> [YOUR OBJECTIVE]:
Please transcribe the listing below in full and word for word, without its pictures.

──────── SUPPLIED MATERIAL

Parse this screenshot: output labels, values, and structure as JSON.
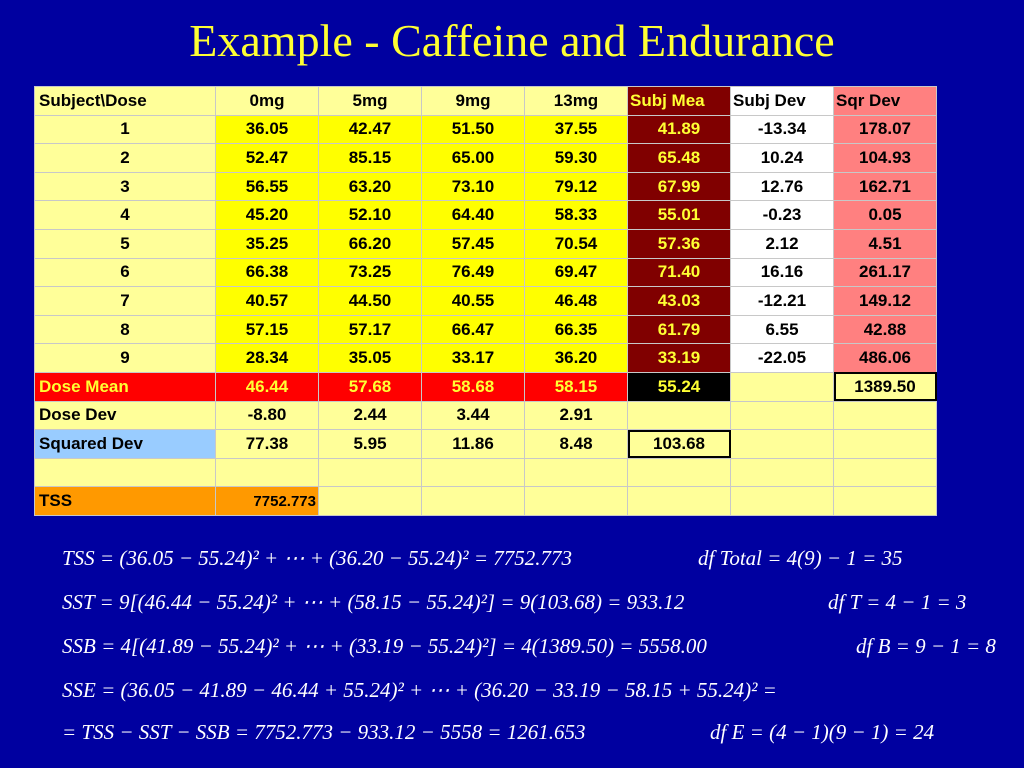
{
  "title": "Example - Caffeine and Endurance",
  "table": {
    "headers": [
      "Subject\\Dose",
      "0mg",
      "5mg",
      "9mg",
      "13mg",
      "Subj Mea",
      "Subj Dev",
      "Sqr Dev"
    ],
    "rows": [
      [
        "1",
        "36.05",
        "42.47",
        "51.50",
        "37.55",
        "41.89",
        "-13.34",
        "178.07"
      ],
      [
        "2",
        "52.47",
        "85.15",
        "65.00",
        "59.30",
        "65.48",
        "10.24",
        "104.93"
      ],
      [
        "3",
        "56.55",
        "63.20",
        "73.10",
        "79.12",
        "67.99",
        "12.76",
        "162.71"
      ],
      [
        "4",
        "45.20",
        "52.10",
        "64.40",
        "58.33",
        "55.01",
        "-0.23",
        "0.05"
      ],
      [
        "5",
        "35.25",
        "66.20",
        "57.45",
        "70.54",
        "57.36",
        "2.12",
        "4.51"
      ],
      [
        "6",
        "66.38",
        "73.25",
        "76.49",
        "69.47",
        "71.40",
        "16.16",
        "261.17"
      ],
      [
        "7",
        "40.57",
        "44.50",
        "40.55",
        "46.48",
        "43.03",
        "-12.21",
        "149.12"
      ],
      [
        "8",
        "57.15",
        "57.17",
        "66.47",
        "66.35",
        "61.79",
        "6.55",
        "42.88"
      ],
      [
        "9",
        "28.34",
        "35.05",
        "33.17",
        "36.20",
        "33.19",
        "-22.05",
        "486.06"
      ]
    ],
    "dose_mean": {
      "label": "Dose Mean",
      "values": [
        "46.44",
        "57.68",
        "58.68",
        "58.15"
      ],
      "grand_mean": "55.24",
      "sum_sqr": "1389.50"
    },
    "dose_dev": {
      "label": "Dose Dev",
      "values": [
        "-8.80",
        "2.44",
        "3.44",
        "2.91"
      ]
    },
    "squared_dev": {
      "label": "Squared Dev",
      "values": [
        "77.38",
        "5.95",
        "11.86",
        "8.48"
      ],
      "sum": "103.68"
    },
    "tss": {
      "label": "TSS",
      "value": "7752.773"
    }
  },
  "equations": {
    "tss": "TSS = (36.05 − 55.24)² + ⋯ + (36.20 − 55.24)² = 7752.773",
    "df_total": "df Total = 4(9) − 1 = 35",
    "sst": "SST = 9[(46.44 − 55.24)² + ⋯ + (58.15 − 55.24)²] = 9(103.68) = 933.12",
    "df_t": "df T = 4 − 1 = 3",
    "ssb": "SSB = 4[(41.89 − 55.24)² + ⋯ + (33.19 − 55.24)²] = 4(1389.50) = 5558.00",
    "df_b": "df B = 9 − 1 = 8",
    "sse_1": "SSE = (36.05 − 41.89 − 46.44 + 55.24)² + ⋯ + (36.20 − 33.19 − 58.15 + 55.24)² =",
    "sse_2": "= TSS − SST − SSB = 7752.773 − 933.12 − 5558 = 1261.653",
    "df_e": "df E = (4 − 1)(9 − 1) = 24"
  }
}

────────────────

> [THE RESPONSE]:
Parse this screenshot: output labels, values, and structure as JSON.
{
  "title": "Example - Caffeine and Endurance",
  "table": {
    "headers": [
      "Subject\\Dose",
      "0mg",
      "5mg",
      "9mg",
      "13mg",
      "Subj Mea",
      "Subj Dev",
      "Sqr Dev"
    ],
    "rows": [
      [
        "1",
        "36.05",
        "42.47",
        "51.50",
        "37.55",
        "41.89",
        "-13.34",
        "178.07"
      ],
      [
        "2",
        "52.47",
        "85.15",
        "65.00",
        "59.30",
        "65.48",
        "10.24",
        "104.93"
      ],
      [
        "3",
        "56.55",
        "63.20",
        "73.10",
        "79.12",
        "67.99",
        "12.76",
        "162.71"
      ],
      [
        "4",
        "45.20",
        "52.10",
        "64.40",
        "58.33",
        "55.01",
        "-0.23",
        "0.05"
      ],
      [
        "5",
        "35.25",
        "66.20",
        "57.45",
        "70.54",
        "57.36",
        "2.12",
        "4.51"
      ],
      [
        "6",
        "66.38",
        "73.25",
        "76.49",
        "69.47",
        "71.40",
        "16.16",
        "261.17"
      ],
      [
        "7",
        "40.57",
        "44.50",
        "40.55",
        "46.48",
        "43.03",
        "-12.21",
        "149.12"
      ],
      [
        "8",
        "57.15",
        "57.17",
        "66.47",
        "66.35",
        "61.79",
        "6.55",
        "42.88"
      ],
      [
        "9",
        "28.34",
        "35.05",
        "33.17",
        "36.20",
        "33.19",
        "-22.05",
        "486.06"
      ]
    ],
    "dose_mean": {
      "label": "Dose Mean",
      "values": [
        "46.44",
        "57.68",
        "58.68",
        "58.15"
      ],
      "grand_mean": "55.24",
      "sum_sqr": "1389.50"
    },
    "dose_dev": {
      "label": "Dose Dev",
      "values": [
        "-8.80",
        "2.44",
        "3.44",
        "2.91"
      ]
    },
    "squared_dev": {
      "label": "Squared Dev",
      "values": [
        "77.38",
        "5.95",
        "11.86",
        "8.48"
      ],
      "sum": "103.68"
    },
    "tss": {
      "label": "TSS",
      "value": "7752.773"
    }
  },
  "equations": {
    "tss": "TSS = (36.05 − 55.24)² + ⋯ + (36.20 − 55.24)² = 7752.773",
    "df_total": "df Total = 4(9) − 1 = 35",
    "sst": "SST = 9[(46.44 − 55.24)² + ⋯ + (58.15 − 55.24)²] = 9(103.68) = 933.12",
    "df_t": "df T = 4 − 1 = 3",
    "ssb": "SSB = 4[(41.89 − 55.24)² + ⋯ + (33.19 − 55.24)²] = 4(1389.50) = 5558.00",
    "df_b": "df B = 9 − 1 = 8",
    "sse_1": "SSE = (36.05 − 41.89 − 46.44 + 55.24)² + ⋯ + (36.20 − 33.19 − 58.15 + 55.24)² =",
    "sse_2": "= TSS − SST − SSB = 7752.773 − 933.12 − 5558 = 1261.653",
    "df_e": "df E = (4 − 1)(9 − 1) = 24"
  }
}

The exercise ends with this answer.